Stored data:

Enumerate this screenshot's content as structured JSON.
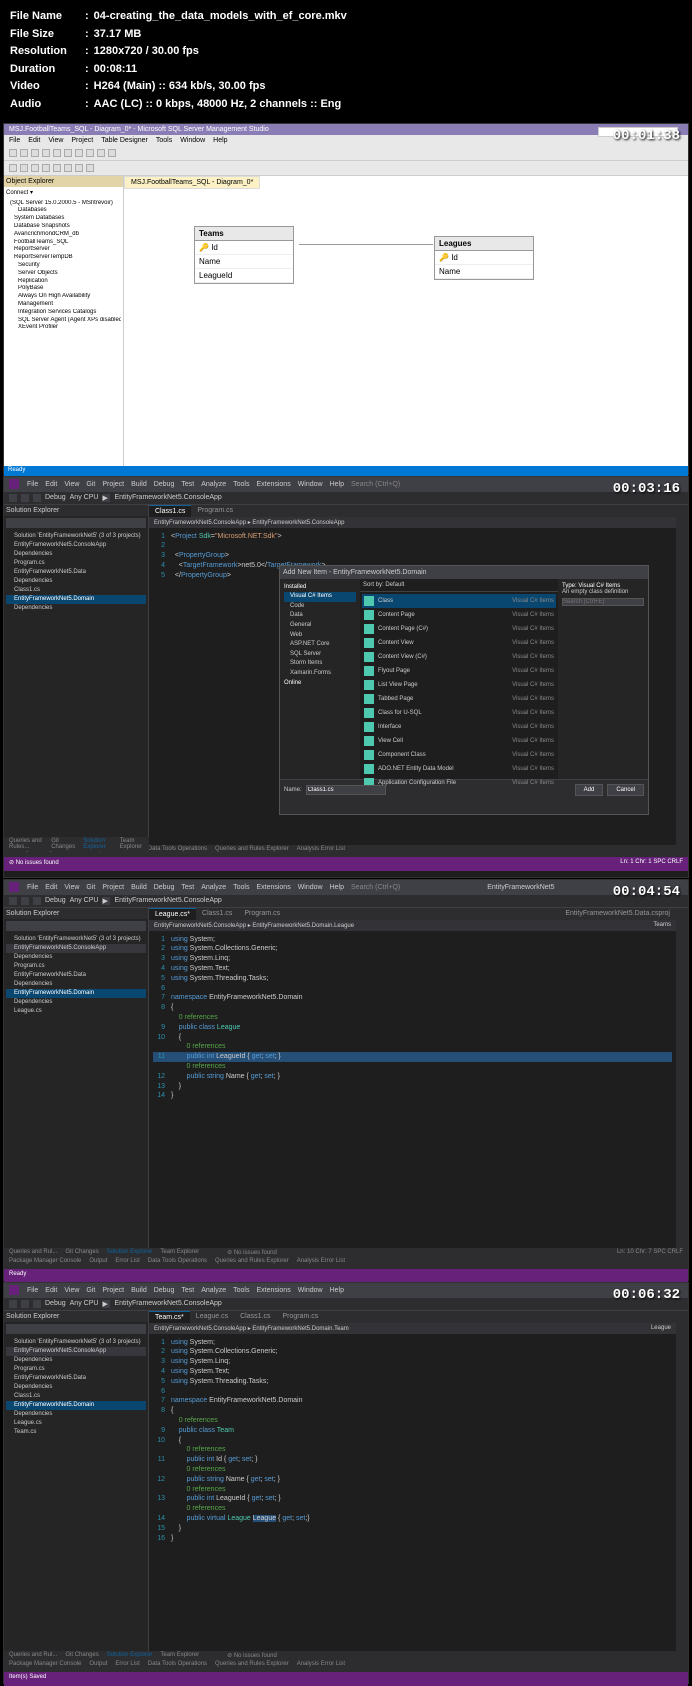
{
  "file_info": {
    "name_label": "File Name",
    "name": "04-creating_the_data_models_with_ef_core.mkv",
    "size_label": "File Size",
    "size": "37.17 MB",
    "res_label": "Resolution",
    "res": "1280x720 / 30.00 fps",
    "dur_label": "Duration",
    "dur": "00:08:11",
    "vid_label": "Video",
    "vid": "H264 (Main) :: 634 kb/s, 30.00 fps",
    "aud_label": "Audio",
    "aud": "AAC (LC) :: 0 kbps, 48000 Hz, 2 channels :: Eng"
  },
  "shot1": {
    "timestamp": "00:01:38",
    "title": "MSJ.FootballTeams_SQL - Diagram_0* - Microsoft SQL Server Management Studio",
    "menu": [
      "File",
      "Edit",
      "View",
      "Project",
      "Table Designer",
      "Tools",
      "Window",
      "Help"
    ],
    "search_placeholder": "Quick Launch (Ctrl+Q)",
    "obj_explorer": {
      "title": "Object Explorer",
      "connect": "Connect ▾",
      "tree": [
        "(SQL Server 15.0.2000.5 - MSI\\trevoir)",
        "Databases",
        "System Databases",
        "Database Snapshots",
        "AvancrichmondCRM_db",
        "FootballTeams_SQL",
        "ReportServer",
        "ReportServerTempDB",
        "Security",
        "Server Objects",
        "Replication",
        "PolyBase",
        "Always On High Availability",
        "Management",
        "Integration Services Catalogs",
        "SQL Server Agent (Agent XPs disabled)",
        "XEvent Profiler"
      ]
    },
    "tab": "MSJ.FootballTeams_SQL - Diagram_0*",
    "tables": {
      "teams": {
        "name": "Teams",
        "cols": [
          "Id",
          "Name",
          "LeagueId"
        ]
      },
      "leagues": {
        "name": "Leagues",
        "cols": [
          "Id",
          "Name"
        ]
      }
    },
    "status": "Ready"
  },
  "shot2": {
    "timestamp": "00:03:16",
    "menu": [
      "File",
      "Edit",
      "View",
      "Git",
      "Project",
      "Build",
      "Debug",
      "Test",
      "Analyze",
      "Tools",
      "Extensions",
      "Window",
      "Help"
    ],
    "search": "Search (Ctrl+Q)",
    "toolbar": {
      "config": "Debug",
      "platform": "Any CPU",
      "target": "EntityFrameworkNet5.ConsoleApp"
    },
    "sol_exp": {
      "title": "Solution Explorer",
      "search": "Search Solution Explorer (Ctrl+;)",
      "tree": [
        "Solution 'EntityFrameworkNet5' (3 of 3 projects)",
        "EntityFrameworkNet5.ConsoleApp",
        "Dependencies",
        "Program.cs",
        "EntityFrameworkNet5.Data",
        "Dependencies",
        "Class1.cs",
        "EntityFrameworkNet5.Domain",
        "Dependencies"
      ],
      "selected": "EntityFrameworkNet5.Domain"
    },
    "editor": {
      "tabs": [
        "Class1.cs",
        "Program.cs"
      ],
      "nav": "EntityFrameworkNet5.ConsoleApp ▸ EntityFrameworkNet5.ConsoleApp",
      "code": "<Project Sdk=\"Microsoft.NET.Sdk\">\n\n  <PropertyGroup>\n    <TargetFramework>net5.0</TargetFramework>\n  </PropertyGroup>"
    },
    "dialog": {
      "title": "Add New Item - EntityFrameworkNet5.Domain",
      "left_cat": "Installed",
      "left": [
        "Visual C# Items",
        "Code",
        "Data",
        "General",
        "Web",
        "ASP.NET Core",
        "SQL Server",
        "Storm Items",
        "Xamarin.Forms",
        "Online"
      ],
      "sort": "Sort by: Default",
      "search": "Search (Ctrl+E)",
      "items": [
        {
          "name": "Class",
          "type": "Visual C# Items"
        },
        {
          "name": "Content Page",
          "type": "Visual C# Items"
        },
        {
          "name": "Content Page (C#)",
          "type": "Visual C# Items"
        },
        {
          "name": "Content View",
          "type": "Visual C# Items"
        },
        {
          "name": "Content View (C#)",
          "type": "Visual C# Items"
        },
        {
          "name": "Flyout Page",
          "type": "Visual C# Items"
        },
        {
          "name": "List View Page",
          "type": "Visual C# Items"
        },
        {
          "name": "Tabbed Page",
          "type": "Visual C# Items"
        },
        {
          "name": "Class for U-SQL",
          "type": "Visual C# Items"
        },
        {
          "name": "Interface",
          "type": "Visual C# Items"
        },
        {
          "name": "View Cell",
          "type": "Visual C# Items"
        },
        {
          "name": "Component Class",
          "type": "Visual C# Items"
        },
        {
          "name": "ADO.NET Entity Data Model",
          "type": "Visual C# Items"
        },
        {
          "name": "Application Configuration File",
          "type": "Visual C# Items"
        }
      ],
      "right_title": "Type: Visual C# Items",
      "right_desc": "An empty class definition",
      "name_label": "Name:",
      "name_value": "Class1.cs",
      "btn_add": "Add",
      "btn_cancel": "Cancel"
    },
    "bottom_tabs": [
      "Queries and Rules...",
      "Git Changes",
      "Solution Explorer",
      "Team Explorer"
    ],
    "bottom2": [
      "Package Manager Console",
      "Output",
      "Error List",
      "Data Tools Operations",
      "Queries and Rules Explorer",
      "Analysis Error List"
    ],
    "status_left": "No issues found",
    "status_right": "Ln: 1  Chr: 1  SPC  CRLF"
  },
  "shot3": {
    "timestamp": "00:04:54",
    "menu": [
      "File",
      "Edit",
      "View",
      "Git",
      "Project",
      "Build",
      "Debug",
      "Test",
      "Analyze",
      "Tools",
      "Extensions",
      "Window",
      "Help"
    ],
    "search": "Search (Ctrl+Q)",
    "sol_name": "EntityFrameworkNet5",
    "toolbar": {
      "config": "Debug",
      "platform": "Any CPU",
      "target": "EntityFrameworkNet5.ConsoleApp"
    },
    "sol_exp": {
      "title": "Solution Explorer",
      "tree": [
        "Solution 'EntityFrameworkNet5' (3 of 3 projects)",
        "EntityFrameworkNet5.ConsoleApp",
        "Dependencies",
        "Program.cs",
        "EntityFrameworkNet5.Data",
        "Dependencies",
        "EntityFrameworkNet5.Domain",
        "Dependencies",
        "League.cs"
      ]
    },
    "editor": {
      "tabs": [
        "League.cs*",
        "Class1.cs",
        "Program.cs"
      ],
      "active": "League.cs*",
      "nav": "EntityFrameworkNet5.ConsoleApp ▸ EntityFrameworkNet5.Domain.League",
      "right_tab": "EntityFrameworkNet5.Data.csproj",
      "right_panel": "Teams"
    },
    "code_lines_text": {
      "l1": "using System;",
      "l2": "using System.Collections.Generic;",
      "l3": "using System.Linq;",
      "l4": "using System.Text;",
      "l5": "using System.Threading.Tasks;",
      "l7": "namespace EntityFrameworkNet5.Domain",
      "l8": "{",
      "l9a": "0 references",
      "l9": "    public class League",
      "l10": "    {",
      "l10a": "0 references",
      "l11": "        public int LeagueId { get; set; }",
      "l11a": "0 references",
      "l12": "        public string Name { get; set; }",
      "l13": "    }",
      "l14": "}"
    },
    "bottom_tabs": [
      "Queries and Rul...",
      "Git Changes",
      "Solution Explorer",
      "Team Explorer"
    ],
    "status_left": "No issues found",
    "status_right": "Ln: 10  Chr: 7  SPC  CRLF",
    "status": "Ready"
  },
  "shot4": {
    "timestamp": "00:06:32",
    "menu": [
      "File",
      "Edit",
      "View",
      "Git",
      "Project",
      "Build",
      "Debug",
      "Test",
      "Analyze",
      "Tools",
      "Extensions",
      "Window",
      "Help"
    ],
    "toolbar": {
      "config": "Debug",
      "platform": "Any CPU",
      "target": "EntityFrameworkNet5.ConsoleApp"
    },
    "sol_exp": {
      "tree": [
        "Solution 'EntityFrameworkNet5' (3 of 3 projects)",
        "EntityFrameworkNet5.ConsoleApp",
        "Dependencies",
        "Program.cs",
        "EntityFrameworkNet5.Data",
        "Dependencies",
        "Class1.cs",
        "EntityFrameworkNet5.Domain",
        "Dependencies",
        "League.cs",
        "Team.cs"
      ]
    },
    "editor": {
      "tabs": [
        "Team.cs*",
        "League.cs",
        "Class1.cs",
        "Program.cs"
      ],
      "active": "Team.cs*",
      "nav": "EntityFrameworkNet5.ConsoleApp ▸ EntityFrameworkNet5.Domain.Team",
      "right_panel": "League"
    },
    "code_lines_text": {
      "l1": "using System;",
      "l2": "using System.Collections.Generic;",
      "l3": "using System.Linq;",
      "l4": "using System.Text;",
      "l5": "using System.Threading.Tasks;",
      "l7": "namespace EntityFrameworkNet5.Domain",
      "l8": "{",
      "l8a": "0 references",
      "l9": "    public class Team",
      "l10": "    {",
      "l10a": "0 references",
      "l11": "        public int Id { get; set; }",
      "l11a": "0 references",
      "l12": "        public string Name { get; set; }",
      "l12a": "0 references",
      "l13": "        public int LeagueId { get; set; }",
      "l13a": "0 references",
      "l14": "        public virtual League League { get; set;}",
      "l15": "    }",
      "l16": "}"
    },
    "status": "Item(s) Saved",
    "status_left": "No issues found"
  }
}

* [EXERCISE PROMPT]
Copy each line of the preceding data that contains the string "List".

* [ANSWER TO THE TASK]
          "name": "List View Page",
      "Error List",
      "Analysis Error List"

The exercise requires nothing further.